| Goal |
Quote every line of the data below as it stands, omitting pictures.

Data entries for graphics
'''
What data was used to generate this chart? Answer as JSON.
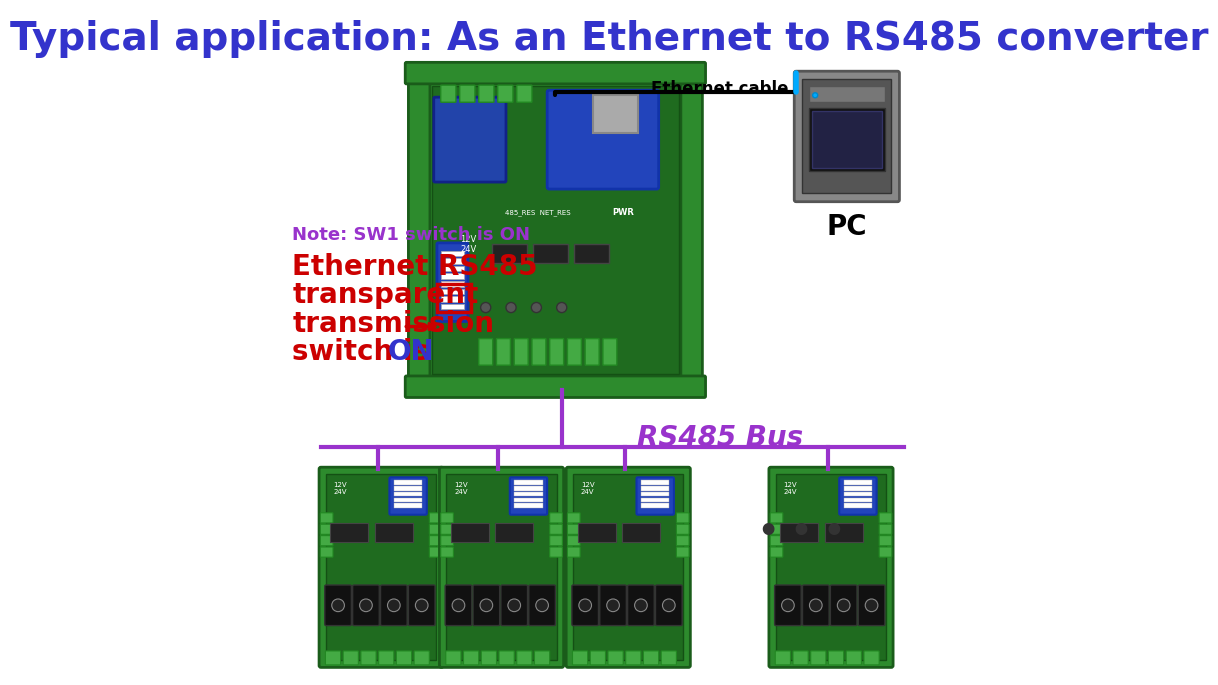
{
  "title": "Typical application: As an Ethernet to RS485 converter",
  "title_color": "#3333CC",
  "title_fontsize": 28,
  "bg_color": "#FFFFFF",
  "note_line1": "Note: SW1 switch is ON",
  "note_line1_color": "#9933CC",
  "note_line2": "Ethernet RS485",
  "note_line3": "transparent",
  "note_line4": "transmission",
  "note_line5": "switch is ON",
  "note_red_color": "#CC0000",
  "note_on_color": "#3333CC",
  "ethernet_label": "Ethernet cable",
  "pc_label": "PC",
  "rs485_label": "RS485 Bus",
  "rs485_color": "#9933CC",
  "arrow_color": "#9933CC",
  "line_color": "#000000",
  "main_board_color": "#2D8B2D",
  "sub_board_color": "#2D8B2D",
  "dots_color": "#333333"
}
'''
| Answer below |
What data was used to generate this chart? Answer as JSON.
{
  "title": "Typical application: As an Ethernet to RS485 converter",
  "title_color": "#3333CC",
  "title_fontsize": 28,
  "bg_color": "#FFFFFF",
  "note_line1": "Note: SW1 switch is ON",
  "note_line1_color": "#9933CC",
  "note_line2": "Ethernet RS485",
  "note_line3": "transparent",
  "note_line4": "transmission",
  "note_line5": "switch is ON",
  "note_red_color": "#CC0000",
  "note_on_color": "#3333CC",
  "ethernet_label": "Ethernet cable",
  "pc_label": "PC",
  "rs485_label": "RS485 Bus",
  "rs485_color": "#9933CC",
  "arrow_color": "#9933CC",
  "line_color": "#000000",
  "main_board_color": "#2D8B2D",
  "sub_board_color": "#2D8B2D",
  "dots_color": "#333333"
}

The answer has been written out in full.